### WHAT THE TASK ASKS
Omit all pictures, then retype the data exactly as given.

_ _ _

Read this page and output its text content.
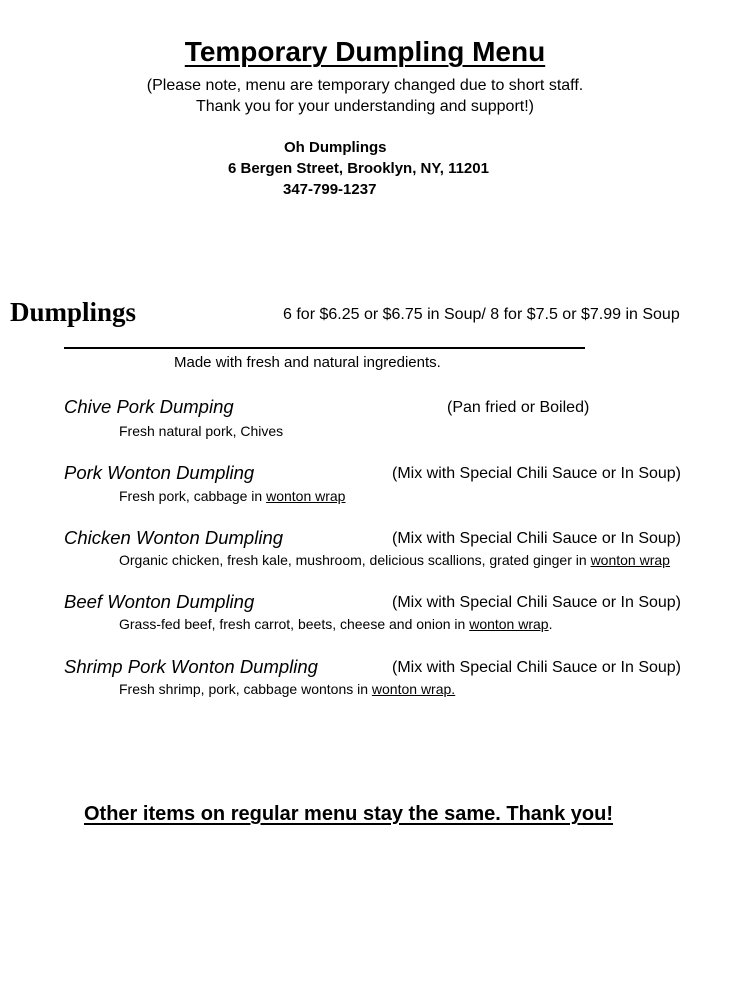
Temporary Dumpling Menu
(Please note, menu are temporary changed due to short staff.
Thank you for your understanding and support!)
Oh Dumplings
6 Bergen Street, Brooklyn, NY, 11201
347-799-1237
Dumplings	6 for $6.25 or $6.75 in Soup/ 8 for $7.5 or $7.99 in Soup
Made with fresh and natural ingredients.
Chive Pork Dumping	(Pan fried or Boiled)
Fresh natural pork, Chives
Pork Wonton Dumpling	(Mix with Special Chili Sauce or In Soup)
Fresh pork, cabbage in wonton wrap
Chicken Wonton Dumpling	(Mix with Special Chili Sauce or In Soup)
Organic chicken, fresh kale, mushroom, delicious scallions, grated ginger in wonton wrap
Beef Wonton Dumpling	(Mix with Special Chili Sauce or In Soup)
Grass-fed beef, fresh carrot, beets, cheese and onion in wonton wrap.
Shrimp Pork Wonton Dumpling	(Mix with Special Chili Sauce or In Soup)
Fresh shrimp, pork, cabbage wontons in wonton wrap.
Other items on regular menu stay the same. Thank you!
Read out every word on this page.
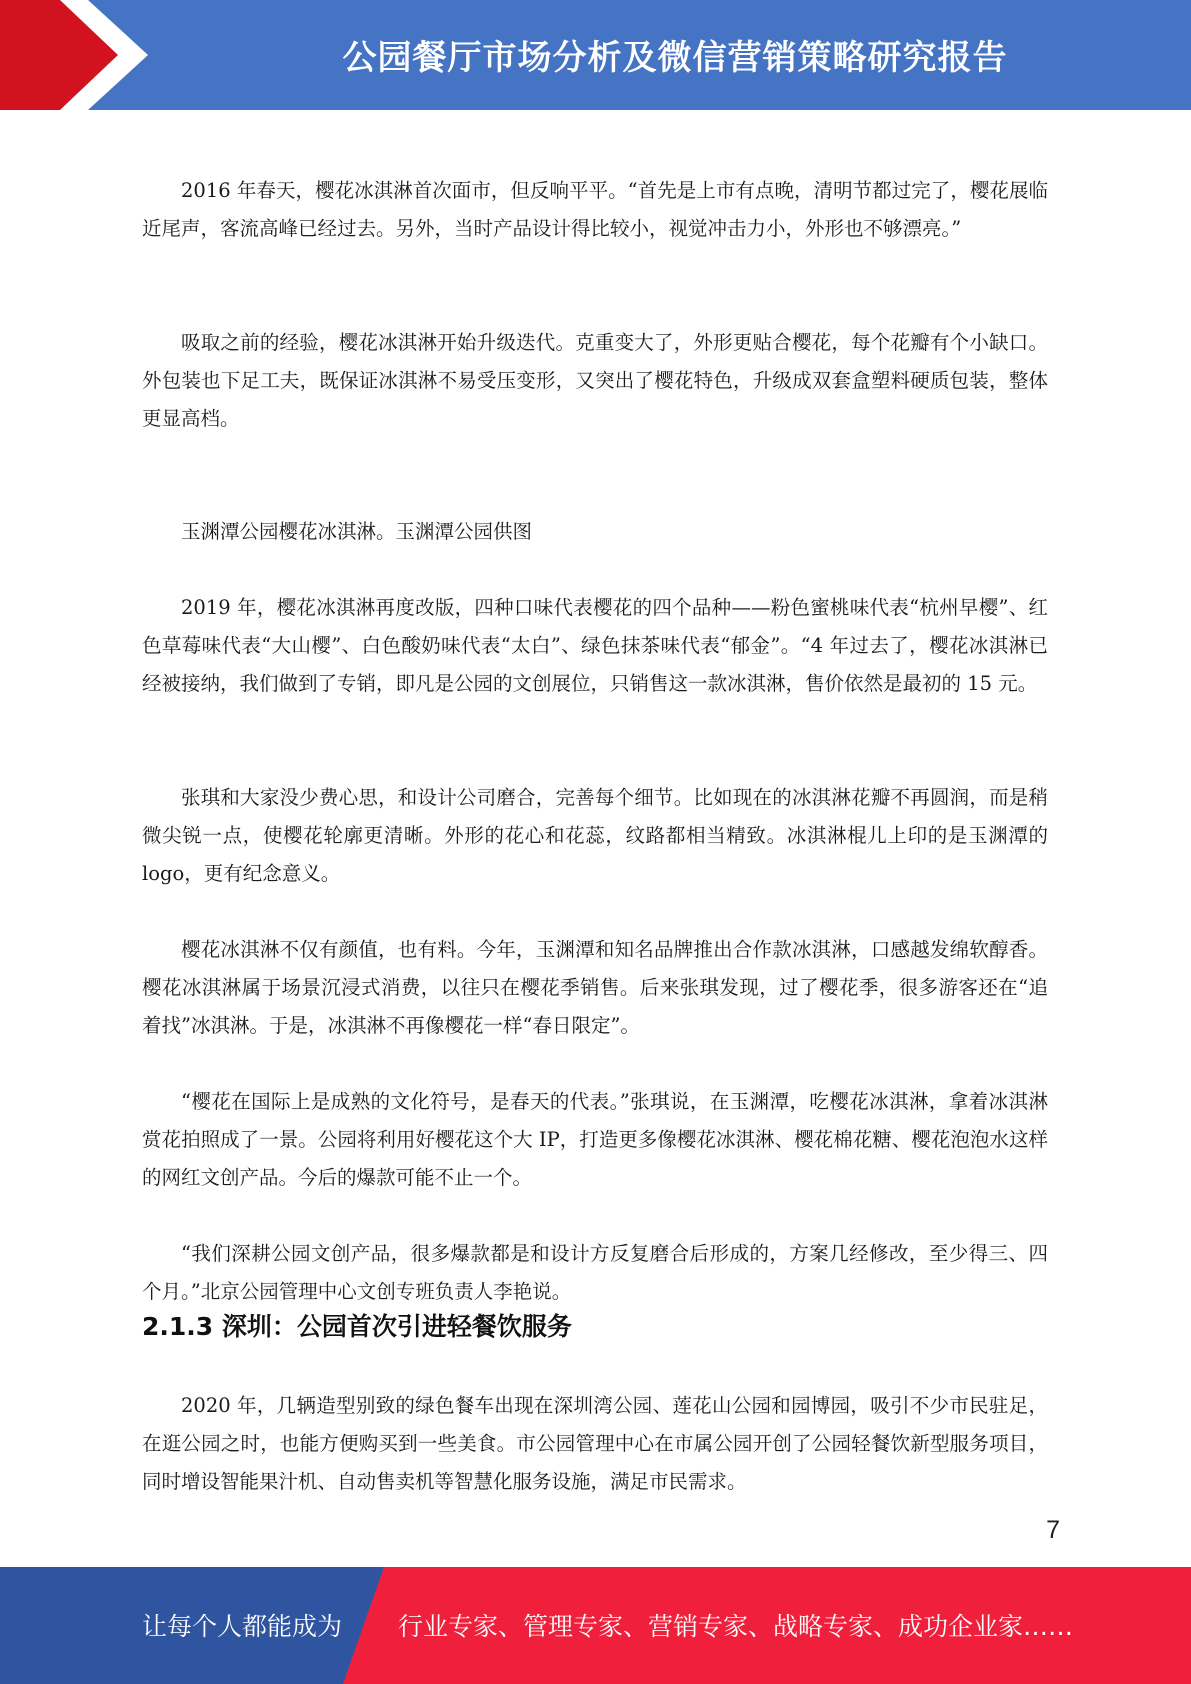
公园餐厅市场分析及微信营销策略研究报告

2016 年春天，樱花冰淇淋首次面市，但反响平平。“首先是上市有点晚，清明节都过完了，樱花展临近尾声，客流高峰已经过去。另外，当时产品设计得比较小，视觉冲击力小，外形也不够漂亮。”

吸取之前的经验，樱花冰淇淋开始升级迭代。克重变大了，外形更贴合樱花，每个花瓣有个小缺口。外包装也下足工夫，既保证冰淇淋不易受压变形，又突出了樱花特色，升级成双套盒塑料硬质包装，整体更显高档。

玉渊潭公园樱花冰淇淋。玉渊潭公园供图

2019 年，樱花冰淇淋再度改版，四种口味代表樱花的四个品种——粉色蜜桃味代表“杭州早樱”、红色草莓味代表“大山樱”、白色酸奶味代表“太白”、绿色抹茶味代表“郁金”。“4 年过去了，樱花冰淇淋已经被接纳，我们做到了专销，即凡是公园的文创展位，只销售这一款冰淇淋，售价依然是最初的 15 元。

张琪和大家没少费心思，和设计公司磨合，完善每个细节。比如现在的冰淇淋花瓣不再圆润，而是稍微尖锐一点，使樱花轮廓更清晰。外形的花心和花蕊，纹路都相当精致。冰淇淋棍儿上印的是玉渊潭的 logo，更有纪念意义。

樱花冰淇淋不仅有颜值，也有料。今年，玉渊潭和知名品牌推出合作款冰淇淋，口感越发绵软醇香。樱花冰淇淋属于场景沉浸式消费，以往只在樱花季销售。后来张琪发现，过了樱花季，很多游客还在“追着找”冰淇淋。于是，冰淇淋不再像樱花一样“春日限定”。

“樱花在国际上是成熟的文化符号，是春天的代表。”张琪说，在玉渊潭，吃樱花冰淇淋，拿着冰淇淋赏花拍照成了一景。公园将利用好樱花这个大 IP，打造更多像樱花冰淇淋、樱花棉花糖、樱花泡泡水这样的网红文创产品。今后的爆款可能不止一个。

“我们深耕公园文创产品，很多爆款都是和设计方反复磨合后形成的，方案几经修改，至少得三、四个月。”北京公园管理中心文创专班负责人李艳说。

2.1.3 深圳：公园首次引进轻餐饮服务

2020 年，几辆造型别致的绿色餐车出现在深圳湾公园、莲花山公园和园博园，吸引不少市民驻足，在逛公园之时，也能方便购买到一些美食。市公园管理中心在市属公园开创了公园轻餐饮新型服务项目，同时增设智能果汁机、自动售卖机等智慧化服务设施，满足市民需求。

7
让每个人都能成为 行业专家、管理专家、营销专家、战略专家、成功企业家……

_ _ _

### FINISHED ANSWER
Read this page and output its text content.
Temporary Dumpling Menu
(Please note, menu are temporary changed due to short staff.
Thank you for your understanding and support!)
Oh Dumplings
6 Bergen Street, Brooklyn, NY, 11201
347-799-1237
Dumplings	6 for $6.25 or $6.75 in Soup/ 8 for $7.5 or $7.99 in Soup
Made with fresh and natural ingredients.
Chive Pork Dumping	(Pan fried or Boiled)
Fresh natural pork, Chives
Pork Wonton Dumpling	(Mix with Special Chili Sauce or In Soup)
Fresh pork, cabbage in wonton wrap
Chicken Wonton Dumpling	(Mix with Special Chili Sauce or In Soup)
Organic chicken, fresh kale, mushroom, delicious scallions, grated ginger in wonton wrap
Beef Wonton Dumpling	(Mix with Special Chili Sauce or In Soup)
Grass-fed beef, fresh carrot, beets, cheese and onion in wonton wrap.
Shrimp Pork Wonton Dumpling	(Mix with Special Chili Sauce or In Soup)
Fresh shrimp, pork, cabbage wontons in wonton wrap.
Other items on regular menu stay the same. Thank you!
Read out every word on this page.
公园餐厅市场分析及微信营销策略研究报告

2016 年春天，樱花冰淇淋首次面市，但反响平平。“首先是上市有点晚，清明节都过完了，樱花展临近尾声，客流高峰已经过去。另外，当时产品设计得比较小，视觉冲击力小，外形也不够漂亮。”

吸取之前的经验，樱花冰淇淋开始升级迭代。克重变大了，外形更贴合樱花，每个花瓣有个小缺口。外包装也下足工夫，既保证冰淇淋不易受压变形，又突出了樱花特色，升级成双套盒塑料硬质包装，整体更显高档。

玉渊潭公园樱花冰淇淋。玉渊潭公园供图

2019 年，樱花冰淇淋再度改版，四种口味代表樱花的四个品种——粉色蜜桃味代表“杭州早樱”、红色草莓味代表“大山樱”、白色酸奶味代表“太白”、绿色抹茶味代表“郁金”。“4 年过去了，樱花冰淇淋已经被接纳，我们做到了专销，即凡是公园的文创展位，只销售这一款冰淇淋，售价依然是最初的 15 元。

张琪和大家没少费心思，和设计公司磨合，完善每个细节。比如现在的冰淇淋花瓣不再圆润，而是稍微尖锐一点，使樱花轮廓更清晰。外形的花心和花蕊，纹路都相当精致。冰淇淋棍儿上印的是玉渊潭的 logo，更有纪念意义。

樱花冰淇淋不仅有颜值，也有料。今年，玉渊潭和知名品牌推出合作款冰淇淋，口感越发绵软醇香。樱花冰淇淋属于场景沉浸式消费，以往只在樱花季销售。后来张琪发现，过了樱花季，很多游客还在“追着找”冰淇淋。于是，冰淇淋不再像樱花一样“春日限定”。

“樱花在国际上是成熟的文化符号，是春天的代表。”张琪说，在玉渊潭，吃樱花冰淇淋，拿着冰淇淋赏花拍照成了一景。公园将利用好樱花这个大 IP，打造更多像樱花冰淇淋、樱花棉花糖、樱花泡泡水这样的网红文创产品。今后的爆款可能不止一个。

“我们深耕公园文创产品，很多爆款都是和设计方反复磨合后形成的，方案几经修改，至少得三、四个月。”北京公园管理中心文创专班负责人李艳说。

2.1.3 深圳：公园首次引进轻餐饮服务

2020 年，几辆造型别致的绿色餐车出现在深圳湾公园、莲花山公园和园博园，吸引不少市民驻足，在逛公园之时，也能方便购买到一些美食。市公园管理中心在市属公园开创了公园轻餐饮新型服务项目，同时增设智能果汁机、自动售卖机等智慧化服务设施，满足市民需求。

7
让每个人都能成为 行业专家、管理专家、营销专家、战略专家、成功企业家……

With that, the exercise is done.